Start TEXT SEGMENT
Thursday, August 15, 2013

Tohoku summer trip 2013

For August of summer vacation, we decided to head north to Tohoku to volunteer and do a bike tour. Joan had made a friend, Kimura-san, at the Nippori farmers market in Tokyo who invited us up to Aizuwakamatsu to visit and help out.

We also wanted to volunteer again to help with earthquake and tsunami recovery, and Joan knew of a nonprofit called OGA for Aid that was operating in Minamisanriku, one of the hardest hit areas by the tsunami. They have a farm project that Joan was interested in learning more about. 

So we headed north to Sendai by Shinkansen bullet train and then bus to Minamisanriku because the train lines are still not working. The tsunami damage there was so total and horrific that I really don't want to write about it, but you can probably imagine how bad it was. 

Two plus years later, they are still struggling to recover and rebuild. However, where to build, who pays to rebuild, rebuild for what and who are all questions that are slowing things down. 

OGA has a farm project to help rebuild the economic community and provide jobs to locals. We helped harvest, process and package cucumbers, while getting to know OGA staff, local people and other volunteers. The days were long, but it was a good experience. 

Sunday, May 12, 2013

Golden Week Trip 2013

For my Golden Week vacation, we took a trip down south to volunteer on two farms: a natural farm in Haibara, Nara prefecture (south of Kyoto), and an organic farm in Ashimoro, Okayama prefecture (south west of Osaka).  We also had a chance to spend some brief time with our friends, Seth and Haruna, in Osaka.

Joan had reviewed a book, Sowing Seeds in the Desert, by Masanobu Fukuoka, a farmer and philosopher who created a kind of agriculture called natural farming.  Very similar to organic farming, it's main ideas are not tilling and trying to produce food more in cooperation with nature instead of controlling it.  Joan has become very interested in it as she has been working on a more conventional organic farm where the soil is tilled into a fine brown mix - more of a growing medium for plants than true, healthy soil.

Last year on a trip to Nara, we had met a farmer, Kazuto-san, who had a natural farm where he grew vegetables, rice and tea.  He had learned about natural farming from students/disciples of Fukuoka and had invited us to come visit when we could.  So we when we were thinking of ideas and places for a Golden Week trip, it seemed a natural fit (sorry for the unintentional pun!)  We also had enough time to continue south to re-visit Mita-san, an organic rice farmer we had visited last year.

We spent a great four days in the countryside of Haibara with Kazuto and his sister, Erina, learning about natural farming and helping on their farm: weeding under the tea bush rows, hoeing weeds , and other chores.  We also had the best time staying at a nature center camp lodge, eating and drinking delicious homemade food and sake in the outdoor kitchen, all the time talking and laughing so hard our faces hurt - all in Japanese!  A dream vacation, indeed.  We will definitely go back for another visit.
End TEXT SEGMENT
Start MATERIAL PROVIDED
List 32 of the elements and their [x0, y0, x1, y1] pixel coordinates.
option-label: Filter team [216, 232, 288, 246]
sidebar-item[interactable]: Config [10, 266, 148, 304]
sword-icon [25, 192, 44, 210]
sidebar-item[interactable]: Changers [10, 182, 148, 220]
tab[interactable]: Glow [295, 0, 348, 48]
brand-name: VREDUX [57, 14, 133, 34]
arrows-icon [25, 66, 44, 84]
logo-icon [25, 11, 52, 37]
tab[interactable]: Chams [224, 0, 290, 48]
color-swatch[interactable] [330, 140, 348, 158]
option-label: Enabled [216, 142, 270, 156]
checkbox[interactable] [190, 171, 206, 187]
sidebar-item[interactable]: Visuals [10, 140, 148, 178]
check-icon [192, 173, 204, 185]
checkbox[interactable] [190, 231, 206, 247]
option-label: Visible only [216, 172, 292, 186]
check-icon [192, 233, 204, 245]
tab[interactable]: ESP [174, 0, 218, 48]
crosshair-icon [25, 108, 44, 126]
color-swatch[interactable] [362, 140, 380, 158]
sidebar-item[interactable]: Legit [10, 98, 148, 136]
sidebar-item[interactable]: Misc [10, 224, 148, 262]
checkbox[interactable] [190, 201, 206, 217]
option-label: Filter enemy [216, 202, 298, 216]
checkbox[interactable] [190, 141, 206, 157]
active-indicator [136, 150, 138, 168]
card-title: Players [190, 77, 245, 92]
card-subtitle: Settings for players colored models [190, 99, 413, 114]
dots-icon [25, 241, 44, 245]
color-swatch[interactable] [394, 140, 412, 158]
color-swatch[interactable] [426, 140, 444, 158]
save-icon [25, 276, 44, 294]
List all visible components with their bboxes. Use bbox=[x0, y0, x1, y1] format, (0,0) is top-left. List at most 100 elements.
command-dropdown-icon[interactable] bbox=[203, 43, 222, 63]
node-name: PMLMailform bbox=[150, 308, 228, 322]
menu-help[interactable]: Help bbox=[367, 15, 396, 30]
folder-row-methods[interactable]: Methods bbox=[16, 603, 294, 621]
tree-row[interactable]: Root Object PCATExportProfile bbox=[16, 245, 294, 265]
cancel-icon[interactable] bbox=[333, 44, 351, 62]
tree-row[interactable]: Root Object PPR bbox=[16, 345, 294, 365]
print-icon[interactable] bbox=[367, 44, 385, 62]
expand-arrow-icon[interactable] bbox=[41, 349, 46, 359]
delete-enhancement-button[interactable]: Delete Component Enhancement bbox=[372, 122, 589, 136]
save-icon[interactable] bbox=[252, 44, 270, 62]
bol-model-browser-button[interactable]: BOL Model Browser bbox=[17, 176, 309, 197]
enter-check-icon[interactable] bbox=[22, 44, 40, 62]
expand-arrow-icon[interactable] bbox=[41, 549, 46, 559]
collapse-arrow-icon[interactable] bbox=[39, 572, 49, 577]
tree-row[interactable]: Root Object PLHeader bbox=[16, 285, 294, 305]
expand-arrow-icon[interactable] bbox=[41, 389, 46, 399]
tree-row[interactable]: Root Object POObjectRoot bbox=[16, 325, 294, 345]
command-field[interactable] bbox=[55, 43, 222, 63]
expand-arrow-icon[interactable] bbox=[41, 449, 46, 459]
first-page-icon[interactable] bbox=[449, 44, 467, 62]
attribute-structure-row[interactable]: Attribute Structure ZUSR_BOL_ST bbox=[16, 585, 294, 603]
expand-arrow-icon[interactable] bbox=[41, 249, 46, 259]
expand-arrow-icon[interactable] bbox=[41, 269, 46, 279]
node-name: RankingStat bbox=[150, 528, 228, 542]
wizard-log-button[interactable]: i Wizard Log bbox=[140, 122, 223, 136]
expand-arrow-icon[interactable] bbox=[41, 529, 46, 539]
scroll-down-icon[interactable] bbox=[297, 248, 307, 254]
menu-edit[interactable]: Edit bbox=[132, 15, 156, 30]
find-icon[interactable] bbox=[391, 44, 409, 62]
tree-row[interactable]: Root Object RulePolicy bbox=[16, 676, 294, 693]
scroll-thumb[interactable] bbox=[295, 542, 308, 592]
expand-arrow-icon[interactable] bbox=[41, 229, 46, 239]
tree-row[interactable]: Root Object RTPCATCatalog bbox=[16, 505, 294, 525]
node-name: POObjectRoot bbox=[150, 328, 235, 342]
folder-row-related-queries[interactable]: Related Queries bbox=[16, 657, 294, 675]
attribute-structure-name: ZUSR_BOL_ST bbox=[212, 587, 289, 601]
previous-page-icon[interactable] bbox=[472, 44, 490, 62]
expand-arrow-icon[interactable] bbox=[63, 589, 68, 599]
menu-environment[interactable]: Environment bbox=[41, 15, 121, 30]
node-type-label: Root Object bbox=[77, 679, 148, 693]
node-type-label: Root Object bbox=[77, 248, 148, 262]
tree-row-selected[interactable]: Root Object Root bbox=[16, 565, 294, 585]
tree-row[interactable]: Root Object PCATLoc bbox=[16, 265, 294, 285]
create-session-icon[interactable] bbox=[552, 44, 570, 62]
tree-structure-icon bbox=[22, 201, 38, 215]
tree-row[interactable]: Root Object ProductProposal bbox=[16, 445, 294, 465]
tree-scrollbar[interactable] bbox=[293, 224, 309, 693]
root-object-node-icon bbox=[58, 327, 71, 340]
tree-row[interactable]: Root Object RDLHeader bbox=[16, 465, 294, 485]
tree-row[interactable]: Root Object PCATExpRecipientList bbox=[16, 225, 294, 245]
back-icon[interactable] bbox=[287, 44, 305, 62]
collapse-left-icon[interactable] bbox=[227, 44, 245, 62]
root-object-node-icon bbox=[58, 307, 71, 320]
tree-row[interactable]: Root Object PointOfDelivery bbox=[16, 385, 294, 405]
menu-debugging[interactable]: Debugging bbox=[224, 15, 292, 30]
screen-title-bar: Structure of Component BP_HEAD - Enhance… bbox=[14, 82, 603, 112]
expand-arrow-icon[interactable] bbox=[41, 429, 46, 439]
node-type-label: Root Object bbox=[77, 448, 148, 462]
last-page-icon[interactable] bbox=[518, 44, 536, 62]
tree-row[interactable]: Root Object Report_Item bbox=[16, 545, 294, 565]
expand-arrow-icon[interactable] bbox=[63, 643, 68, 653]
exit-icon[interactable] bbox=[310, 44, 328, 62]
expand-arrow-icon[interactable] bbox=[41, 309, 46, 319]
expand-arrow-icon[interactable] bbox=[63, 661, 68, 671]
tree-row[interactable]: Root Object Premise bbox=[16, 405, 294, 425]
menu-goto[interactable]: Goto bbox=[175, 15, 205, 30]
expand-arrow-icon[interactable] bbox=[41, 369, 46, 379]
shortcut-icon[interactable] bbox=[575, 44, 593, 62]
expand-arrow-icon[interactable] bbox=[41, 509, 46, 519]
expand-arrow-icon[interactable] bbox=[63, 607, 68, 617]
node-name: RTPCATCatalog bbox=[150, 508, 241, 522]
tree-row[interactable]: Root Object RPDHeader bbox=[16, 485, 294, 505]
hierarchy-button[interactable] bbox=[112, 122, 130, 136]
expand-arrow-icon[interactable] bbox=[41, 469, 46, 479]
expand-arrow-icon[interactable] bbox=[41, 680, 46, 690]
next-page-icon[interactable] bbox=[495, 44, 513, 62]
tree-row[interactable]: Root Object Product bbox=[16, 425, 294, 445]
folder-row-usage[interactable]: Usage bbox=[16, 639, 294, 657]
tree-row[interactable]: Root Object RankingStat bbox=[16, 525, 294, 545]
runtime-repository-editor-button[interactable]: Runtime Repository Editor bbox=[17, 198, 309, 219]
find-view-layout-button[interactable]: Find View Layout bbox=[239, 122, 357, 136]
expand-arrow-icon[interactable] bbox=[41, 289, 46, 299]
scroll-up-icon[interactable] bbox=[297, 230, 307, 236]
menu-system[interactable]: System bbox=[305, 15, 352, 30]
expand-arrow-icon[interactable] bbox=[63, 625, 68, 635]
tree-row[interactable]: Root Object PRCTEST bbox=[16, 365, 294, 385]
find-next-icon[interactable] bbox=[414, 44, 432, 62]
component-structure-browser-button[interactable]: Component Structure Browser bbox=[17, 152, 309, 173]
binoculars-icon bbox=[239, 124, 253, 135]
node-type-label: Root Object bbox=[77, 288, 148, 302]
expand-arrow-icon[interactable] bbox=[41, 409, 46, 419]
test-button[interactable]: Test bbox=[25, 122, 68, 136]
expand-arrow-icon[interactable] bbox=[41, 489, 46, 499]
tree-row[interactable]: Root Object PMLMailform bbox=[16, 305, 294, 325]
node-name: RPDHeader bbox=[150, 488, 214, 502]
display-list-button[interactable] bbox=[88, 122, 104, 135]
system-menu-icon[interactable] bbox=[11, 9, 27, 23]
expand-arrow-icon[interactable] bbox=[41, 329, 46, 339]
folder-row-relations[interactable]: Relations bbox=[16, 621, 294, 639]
End MATERIAL PROVIDED
WRITTEN EXERCISE A: Can you pull out the passage of the travel blog about farm volunteering in Japan that runs from "Two plus years" to "slowing things down.", copied word for word?
WRITTEN EXERCISE B: How would the travel blog about volunteering on farms in Japan go on after its last sentence? Continue it from there.

EXPECTED ANSWER A:
Two plus years later, they are still struggling to recover and rebuild. However, where to build, who pays to rebuild, rebuild for what and who are all questions that are slowing things down.

EXPECTED ANSWER B:
After that, we headed south to Ashimori in the mountains of Okayama to stay for the weekend with Mita and his family.  Last year's Golden Week work vacation with him had been great (photos here), and this one was no exception.  With some other friends of his, we weeded carrot beds, prepared a field for vegetables, and turned over a massive compost pile.  And again, the food, fun and friendship was fantastic - all in Japanese!  Our bodies and our brains were happy but exhausted each night.  We are very glad we were able to return to visit him and his family again.  Hopefully, we can do it again!

Here is a link to an album of photos with captions from the trip:

Friday, December 7, 2012

What an earthquake feels like...

Our couch seems to be quite sensitive to earthquakes. When we are sitting on it, we can often feel the shaking before we hear it or feel it when standing up. There are even times when my own heartbeat seems to make the couch shimmy a little, making me look up and listen for the telltale jingling of kitchen utensils hanging on the rack. A truck passing by will do the same.

Last night, while I was on the couch, catching up on some Japanese study, I started to feel the telltale shaking. Joan was canning marmalade in the kitchen about 12 feet away.

"Earthquake," I said loudly, getting to my feet. Joan stopped and turned toward me, both of us waiting, listening. Would it stop? Was it getting stronger?

It got stronger.

Joan cried out, "Richard!" "It's ok," I replied, trying to keep my voice calm.

The shaking got even stronger, with things starting to rattle on the shelves. Joan turned off the gas to the stove. I grabbed the cell phone, and we dashed down the hall to the bedroom. We paused next to the desk, waiting to see if it would calm down like it usually does. It didn't.

There was a stronger jolt, and both of us ducked under the desk, crowding the small space. We crouched there, swaying back and forth as the building did the same.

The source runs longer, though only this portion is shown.